Please identify every line of the material below that contains the string "stats" and copy each of those lines. Case matters.

Exercise material:
** Start **
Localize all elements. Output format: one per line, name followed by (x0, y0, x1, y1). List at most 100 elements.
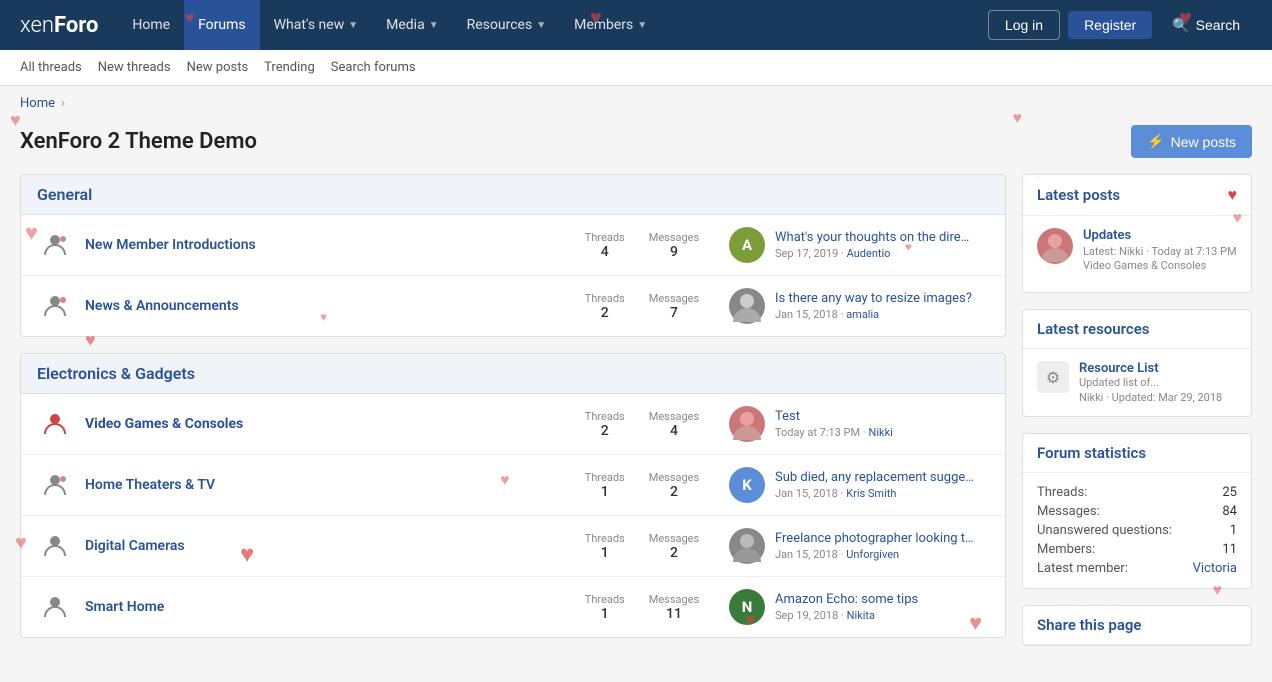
media-arrow: ▼ (429, 20, 439, 31)
sidebar-latest-resources-title: Latest resources (1037, 320, 1150, 338)
forum-row-home-theaters: Home Theaters & TV Threads 1 Messages 2 … (21, 455, 1005, 516)
resource-title[interactable]: Resource List (1079, 361, 1222, 376)
sidebar-share-title: Share this page (1037, 616, 1142, 634)
forum-name-home-theaters[interactable]: Home Theaters & TV (85, 477, 215, 493)
stat-val-messages: 84 (1193, 504, 1237, 519)
lp-avatar (1037, 228, 1073, 264)
breadcrumb-home[interactable]: Home (20, 96, 55, 111)
nav-right: Log in Register 🔍 Search (988, 10, 1252, 40)
latest-post-home-theaters: K Sub died, any replacement sugge… Jan 1… (729, 467, 989, 503)
main-nav: Home Forums What's new ▼ Media ▼ Resourc… (118, 0, 988, 50)
latest-title-new-member[interactable]: What's your thoughts on the direc… (775, 230, 975, 245)
resource-info: Resource List Updated list of... Nikki ·… (1079, 361, 1222, 404)
search-button[interactable]: 🔍 Search (1160, 11, 1252, 40)
stat-key-messages: Messages: (1037, 504, 1185, 519)
forum-name-smart-home[interactable]: Smart Home (85, 599, 164, 615)
forum-icon-new-member (37, 227, 73, 263)
sidebar-latest-resources-body: ⚙ Resource List Updated list of... Nikki… (1023, 349, 1251, 416)
section-title-electronics: Electronics & Gadgets (37, 364, 195, 383)
sidebar-share-header: Share this page (1023, 606, 1251, 645)
latest-title-smart-home[interactable]: Amazon Echo: some tips (775, 592, 918, 607)
nav-whats-new[interactable]: What's new ▼ (260, 0, 373, 50)
latest-info-news: Is there any way to resize images? Jan 1… (775, 291, 972, 321)
nav-home[interactable]: Home (118, 0, 184, 50)
threads-stat-digital-cameras: Threads 1 (585, 532, 625, 561)
forum-name-new-member[interactable]: New Member Introductions (85, 237, 256, 253)
avatar-news (729, 288, 765, 324)
forum-icon-home-theaters (37, 467, 73, 503)
latest-info-digital-cameras: Freelance photographer looking to… Jan 1… (775, 531, 975, 561)
messages-stat-digital-cameras: Messages 2 (649, 532, 699, 561)
sub-nav-search-forums[interactable]: Search forums (331, 60, 416, 75)
sidebar: Latest posts ♥ Updates Latest: Nikki · T… (1022, 174, 1252, 662)
sidebar-latest-resources: Latest resources ⚙ Resource List Updated… (1022, 309, 1252, 417)
forum-info-smart-home: Smart Home (85, 599, 555, 615)
stats-grid: Threads: 25 Messages: 84 Unanswered ques… (1037, 485, 1237, 576)
content-area: General New Member Introductions Thread (20, 174, 1006, 662)
latest-meta-digital-cameras: Jan 15, 2018 · Unforgiven (775, 548, 975, 561)
resource-icon: ⚙ (1037, 361, 1069, 393)
stat-key-members: Members: (1037, 542, 1185, 557)
forum-info-video-games: Video Games & Consoles (85, 416, 555, 432)
whats-new-arrow: ▼ (348, 20, 358, 31)
forum-row-video-games: Video Games & Consoles Threads 2 Message… (21, 394, 1005, 455)
latest-post-new-member: A What's your thoughts on the direc… Sep… (729, 227, 989, 263)
lp-title[interactable]: Updates (1083, 228, 1237, 243)
latest-title-home-theaters[interactable]: Sub died, any replacement sugge… (775, 470, 974, 485)
latest-meta-home-theaters: Jan 15, 2018 · Kris Smith (775, 487, 974, 500)
sidebar-latest-posts-header: Latest posts ♥ (1023, 175, 1251, 216)
sub-nav-trending[interactable]: Trending (264, 60, 315, 75)
latest-info-new-member: What's your thoughts on the direc… Sep 1… (775, 230, 975, 260)
latest-post-news: Is there any way to resize images? Jan 1… (729, 288, 989, 324)
forum-stats-video-games: Threads 2 Messages 4 (567, 410, 717, 439)
sidebar-latest-resources-header: Latest resources (1023, 310, 1251, 349)
forum-row-smart-home: Smart Home Threads 1 Messages 11 N Amaz (21, 577, 1005, 637)
forum-stats-new-member: Threads 4 Messages 9 (567, 231, 717, 260)
logo[interactable]: xenForo (20, 13, 98, 38)
new-posts-button[interactable]: ⚡ New posts (1131, 125, 1252, 158)
breadcrumb-sep: › (61, 96, 65, 111)
nav-forums[interactable]: Forums (184, 0, 260, 50)
sidebar-latest-posts-body: Updates Latest: Nikki · Today at 7:13 PM… (1023, 216, 1251, 292)
avatar-video-games (729, 406, 765, 442)
latest-title-video-games[interactable]: Test (775, 409, 893, 424)
sub-nav-new-posts[interactable]: New posts (187, 60, 249, 75)
forum-stats-digital-cameras: Threads 1 Messages 2 (567, 532, 717, 561)
forum-name-video-games[interactable]: Video Games & Consoles (85, 416, 243, 432)
forum-name-digital-cameras[interactable]: Digital Cameras (85, 538, 185, 554)
nav-media[interactable]: Media ▼ (372, 0, 452, 50)
register-button[interactable]: Register (1068, 11, 1152, 39)
sub-nav-all-threads[interactable]: All threads (20, 60, 82, 75)
latest-title-digital-cameras[interactable]: Freelance photographer looking to… (775, 531, 975, 546)
latest-info-video-games: Test Today at 7:13 PM · Nikki (775, 409, 893, 439)
sidebar-forum-stats-header: Forum statistics (1023, 434, 1251, 473)
forum-stats-news: Threads 2 Messages 7 (567, 292, 717, 321)
resource-item: ⚙ Resource List Updated list of... Nikki… (1037, 361, 1237, 404)
stat-val-latest-member[interactable]: Victoria (1193, 561, 1237, 576)
forum-stats-smart-home: Threads 1 Messages 11 (567, 593, 717, 622)
latest-title-news[interactable]: Is there any way to resize images? (775, 291, 972, 306)
heart-icon-latest: ♥ (1228, 185, 1238, 205)
forum-icon-video-games (37, 406, 73, 442)
messages-stat-smart-home: Messages 11 (649, 593, 699, 622)
members-arrow: ▼ (637, 20, 647, 31)
avatar-new-member: A (729, 227, 765, 263)
nav-resources[interactable]: Resources ▼ (453, 0, 560, 50)
forum-info-new-member: New Member Introductions (85, 237, 555, 253)
forum-section-electronics: Electronics & Gadgets Video Games & Cons… (20, 353, 1006, 638)
resources-arrow: ▼ (536, 20, 546, 31)
messages-stat-home-theaters: Messages 2 (649, 471, 699, 500)
stat-val-threads: 25 (1193, 485, 1237, 500)
latest-meta-video-games: Today at 7:13 PM · Nikki (775, 426, 893, 439)
main-layout: General New Member Introductions Thread (0, 174, 1272, 682)
resource-meta: Nikki · Updated: Mar 29, 2018 (1079, 391, 1222, 404)
lp-meta: Latest: Nikki · Today at 7:13 PM (1083, 245, 1237, 258)
forum-info-home-theaters: Home Theaters & TV (85, 477, 555, 493)
latest-meta-news: Jan 15, 2018 · amalia (775, 308, 972, 321)
forum-name-news[interactable]: News & Announcements (85, 298, 239, 314)
login-button[interactable]: Log in (988, 10, 1060, 40)
lp-info: Updates Latest: Nikki · Today at 7:13 PM… (1083, 228, 1237, 272)
forum-icon-digital-cameras (37, 528, 73, 564)
nav-members[interactable]: Members ▼ (560, 0, 661, 50)
sub-nav-new-threads[interactable]: New threads (98, 60, 171, 75)
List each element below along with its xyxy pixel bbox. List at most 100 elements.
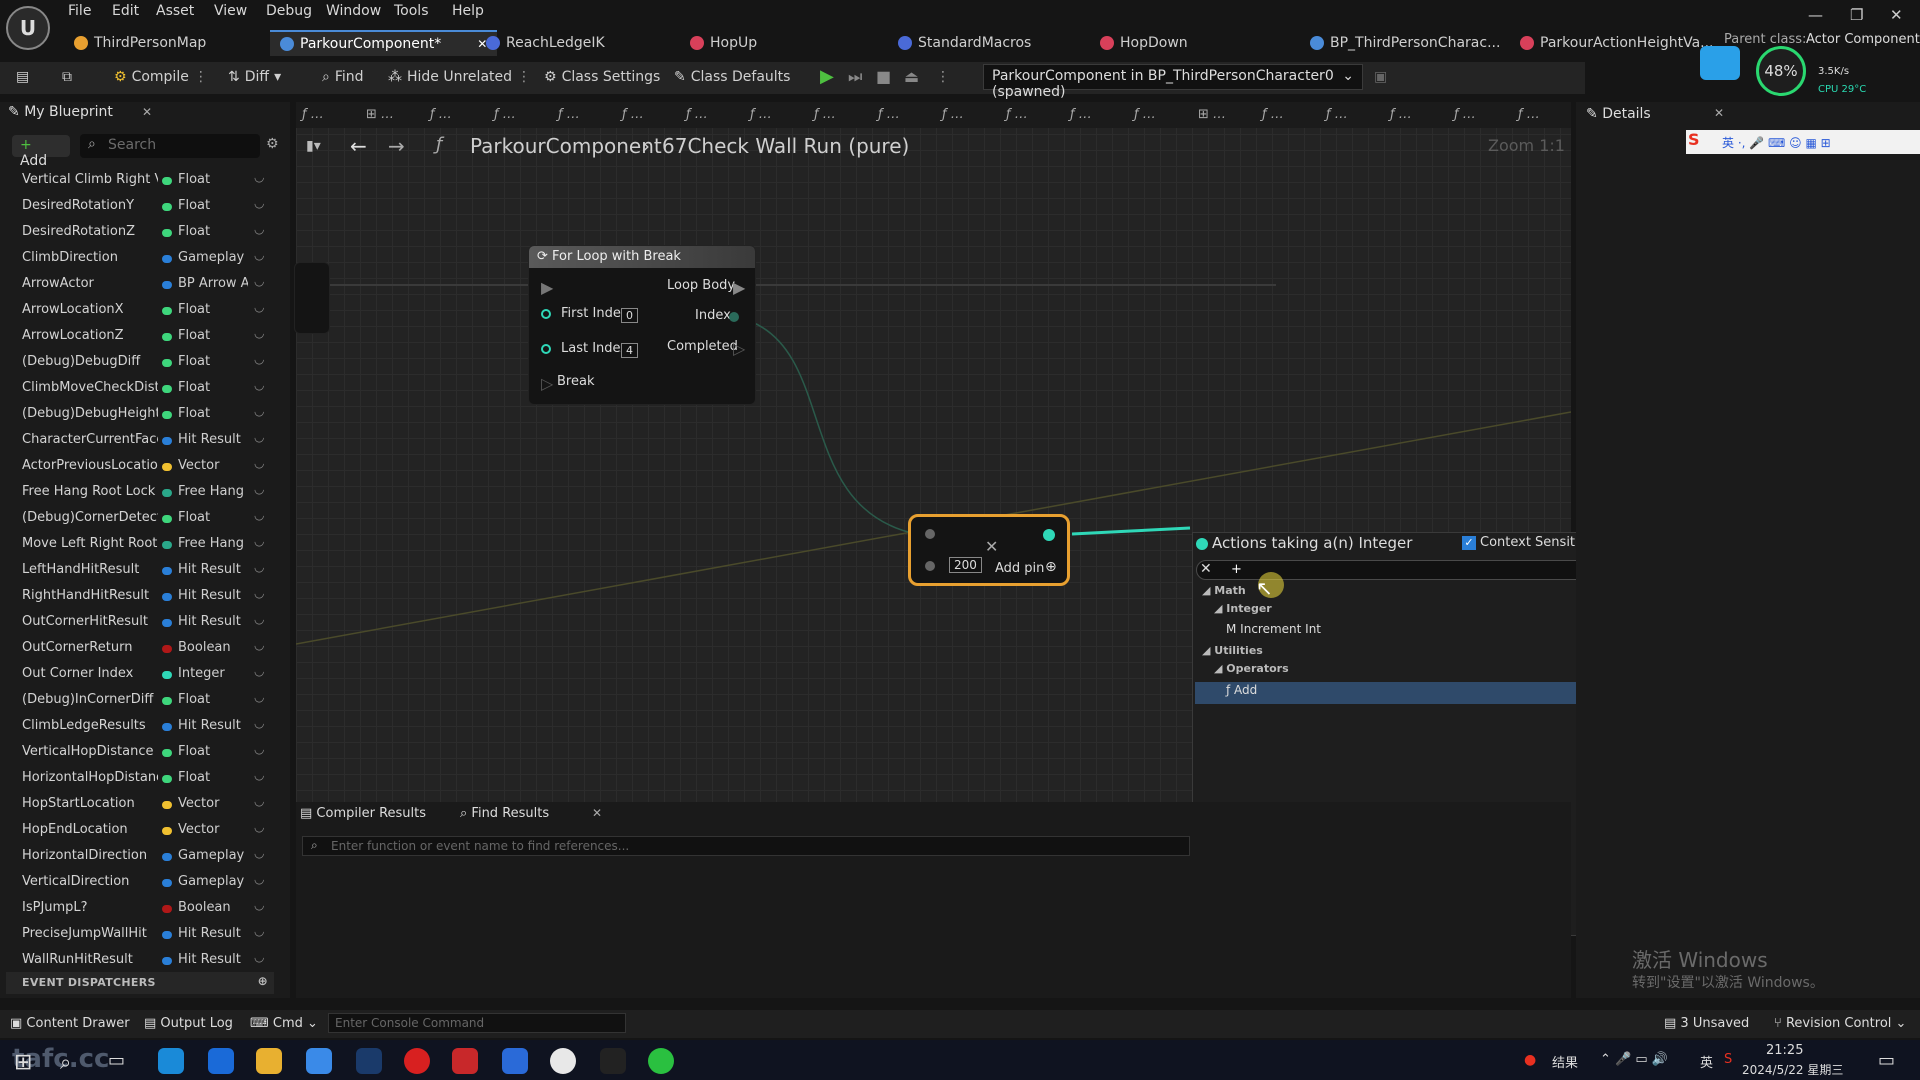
- visibility-eye-icon[interactable]: ◡: [254, 560, 264, 574]
- variable-type[interactable]: Hit Result: [178, 926, 248, 941]
- variable-row[interactable]: OutCornerReturn Boolean ◡: [0, 636, 280, 662]
- input-a-pin-icon[interactable]: [925, 529, 935, 539]
- output-log-button[interactable]: ▤ Output Log: [144, 1016, 233, 1031]
- visibility-eye-icon[interactable]: ◡: [254, 820, 264, 834]
- variable-type[interactable]: Free Hang E: [178, 484, 248, 499]
- variable-type[interactable]: Gameplay T: [178, 874, 248, 889]
- function-tab-icon[interactable]: ⊞ …: [366, 107, 394, 122]
- menu-debug[interactable]: Debug: [266, 3, 312, 19]
- visibility-eye-icon[interactable]: ◡: [254, 586, 264, 600]
- variable-row[interactable]: (Debug)DebugDiff Float ◡: [0, 350, 280, 376]
- variable-type[interactable]: Hit Result: [178, 718, 248, 733]
- unsaved-button[interactable]: ▤ 3 Unsaved: [1664, 1016, 1749, 1031]
- variable-type[interactable]: Free Hang M: [178, 536, 248, 551]
- visibility-eye-icon[interactable]: ◡: [254, 274, 264, 288]
- visibility-eye-icon[interactable]: ◡: [254, 794, 264, 808]
- visibility-eye-icon[interactable]: ◡: [254, 716, 264, 730]
- variable-type[interactable]: Float: [178, 406, 248, 421]
- visibility-eye-icon[interactable]: ◡: [254, 352, 264, 366]
- variable-row[interactable]: ClimbDirection Gameplay T ◡: [0, 246, 280, 272]
- edge-icon[interactable]: [158, 1048, 184, 1074]
- visibility-eye-icon[interactable]: ◡: [254, 196, 264, 210]
- close-details-icon[interactable]: ✕: [1714, 106, 1724, 120]
- variable-row[interactable]: Free Hang Root Lock Free Hang E ◡: [0, 480, 280, 506]
- action-item[interactable]: ◢ Integer: [1214, 602, 1272, 615]
- doc-tab-0[interactable]: ThirdPersonMap: [74, 30, 206, 56]
- index-pin-icon[interactable]: [729, 312, 739, 322]
- variable-row[interactable]: ActorPreviousLocation Vector ◡: [0, 454, 280, 480]
- doc-tab-2[interactable]: ReachLedgeIK: [486, 30, 605, 56]
- stop-icon[interactable]: ■: [876, 67, 891, 86]
- action-item[interactable]: ◢ Operators: [1214, 662, 1289, 675]
- browse-debug-icon[interactable]: ▣: [1374, 69, 1387, 85]
- blueprint-search-input[interactable]: ⌕ Search: [80, 134, 260, 158]
- variable-type[interactable]: Vector: [178, 796, 248, 811]
- menu-tools[interactable]: Tools: [394, 3, 429, 19]
- menu-window[interactable]: Window: [326, 3, 381, 19]
- completed-pin-icon[interactable]: ▷: [733, 339, 745, 358]
- variable-type[interactable]: Hit Result: [178, 562, 248, 577]
- app-k-icon[interactable]: [208, 1048, 234, 1074]
- tab-find-results[interactable]: ⌕ Find Results: [460, 806, 549, 821]
- sogou-tray-icon[interactable]: S: [1724, 1052, 1732, 1067]
- visibility-eye-icon[interactable]: ◡: [254, 300, 264, 314]
- visibility-eye-icon[interactable]: ◡: [254, 690, 264, 704]
- function-tab-icon[interactable]: ƒ …: [1326, 107, 1348, 122]
- visibility-eye-icon[interactable]: ◡: [254, 898, 264, 912]
- windows-start-icon[interactable]: ⊞: [14, 1050, 32, 1075]
- visibility-eye-icon[interactable]: ◡: [254, 170, 264, 184]
- doc-tab-7[interactable]: ParkourActionHeightVa...: [1520, 30, 1714, 56]
- clear-search-icon[interactable]: ✕: [1200, 561, 1212, 577]
- ime-lang-icon[interactable]: 英 ·, 🎤 ⌨ ☺ ▦ ⊞: [1722, 134, 1831, 151]
- menu-edit[interactable]: Edit: [112, 3, 139, 19]
- taskbar-search-icon[interactable]: ⌕: [60, 1050, 71, 1074]
- variable-row[interactable]: HorizontalDirection Gameplay T ◡: [0, 844, 280, 870]
- notification-icon[interactable]: ▭: [1878, 1050, 1895, 1071]
- variable-row[interactable]: DesiredRotationY Float ◡: [0, 194, 280, 220]
- function-tab-icon[interactable]: ƒ …: [430, 107, 452, 122]
- partial-node[interactable]: [294, 262, 330, 334]
- tab-details[interactable]: ✎ Details: [1586, 106, 1651, 122]
- variable-row[interactable]: HorizontalHopDistance Float ◡: [0, 766, 280, 792]
- unreal-taskbar-icon[interactable]: [550, 1048, 576, 1074]
- visibility-eye-icon[interactable]: ◡: [254, 664, 264, 678]
- class-settings-button[interactable]: ⚙ Class Settings: [544, 69, 660, 85]
- variable-type[interactable]: Gameplay T: [178, 250, 248, 265]
- action-item[interactable]: ◢ Utilities: [1202, 644, 1263, 657]
- play-icon[interactable]: ▶: [820, 66, 834, 87]
- variable-row[interactable]: OutCornerHitResult Hit Result ◡: [0, 610, 280, 636]
- steam-icon[interactable]: [356, 1048, 382, 1074]
- visibility-eye-icon[interactable]: ◡: [254, 248, 264, 262]
- eject-icon[interactable]: ⏏: [904, 67, 919, 86]
- function-tab-icon[interactable]: ƒ …: [1518, 107, 1540, 122]
- variable-row[interactable]: DesiredRotationZ Float ◡: [0, 220, 280, 246]
- input-b-pin-icon[interactable]: [925, 561, 935, 571]
- variable-type[interactable]: Float: [178, 770, 248, 785]
- compile-button[interactable]: ⚙ Compile ⋮: [114, 69, 208, 85]
- tray-icons[interactable]: ⌃ 🎤 ▭ 🔊: [1600, 1052, 1668, 1067]
- exec-in-pin-icon[interactable]: ▶: [541, 278, 553, 297]
- ime-mode-b[interactable]: 英: [1700, 1052, 1713, 1071]
- variable-type[interactable]: Gameplay T: [178, 848, 248, 863]
- content-drawer-button[interactable]: ▣ Content Drawer: [10, 1016, 130, 1031]
- function-tab-icon[interactable]: ƒ …: [1006, 107, 1028, 122]
- visibility-eye-icon[interactable]: ◡: [254, 378, 264, 392]
- add-pin-label[interactable]: Add pin: [995, 561, 1044, 576]
- return-pin-icon[interactable]: [1043, 529, 1055, 541]
- sogou-icon[interactable]: S: [1688, 130, 1700, 149]
- variable-type[interactable]: Float: [178, 354, 248, 369]
- perf-percent[interactable]: 48%: [1756, 46, 1806, 96]
- last-index-pin-icon[interactable]: [541, 344, 551, 354]
- variable-row[interactable]: IsPJumpL? Boolean ◡: [0, 896, 280, 922]
- console-input[interactable]: Enter Console Command: [328, 1013, 626, 1033]
- function-tab-icon[interactable]: ƒ …: [1390, 107, 1412, 122]
- visibility-eye-icon[interactable]: ◡: [254, 430, 264, 444]
- step-icon[interactable]: ⏭: [848, 67, 862, 87]
- break-pin-icon[interactable]: ▷: [541, 374, 553, 393]
- variable-row[interactable]: LeftHandHitResult Hit Result ◡: [0, 558, 280, 584]
- variable-type[interactable]: Boolean: [178, 640, 248, 655]
- variable-row[interactable]: RightHandHitResult Hit Result ◡: [0, 584, 280, 610]
- epic-games-icon[interactable]: [600, 1048, 626, 1074]
- wechat-icon[interactable]: [648, 1048, 674, 1074]
- variable-row[interactable]: VerticalDirection Gameplay T ◡: [0, 870, 280, 896]
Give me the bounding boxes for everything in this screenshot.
** End **
Task response:
stats-grid: Threads: 25 Messages: 84 Unanswered ques… (1037, 485, 1237, 576)
forum-stats-video-games: Threads 2 Messages 4 (567, 410, 717, 439)
forum-stats-new-member: Threads 4 Messages 9 (567, 231, 717, 260)
forum-stats-digital-cameras: Threads 1 Messages 2 (567, 532, 717, 561)
sidebar-forum-stats-header: Forum statistics (1023, 434, 1251, 473)
forum-stats-news: Threads 2 Messages 7 (567, 292, 717, 321)
forum-stats-smart-home: Threads 1 Messages 11 (567, 593, 717, 622)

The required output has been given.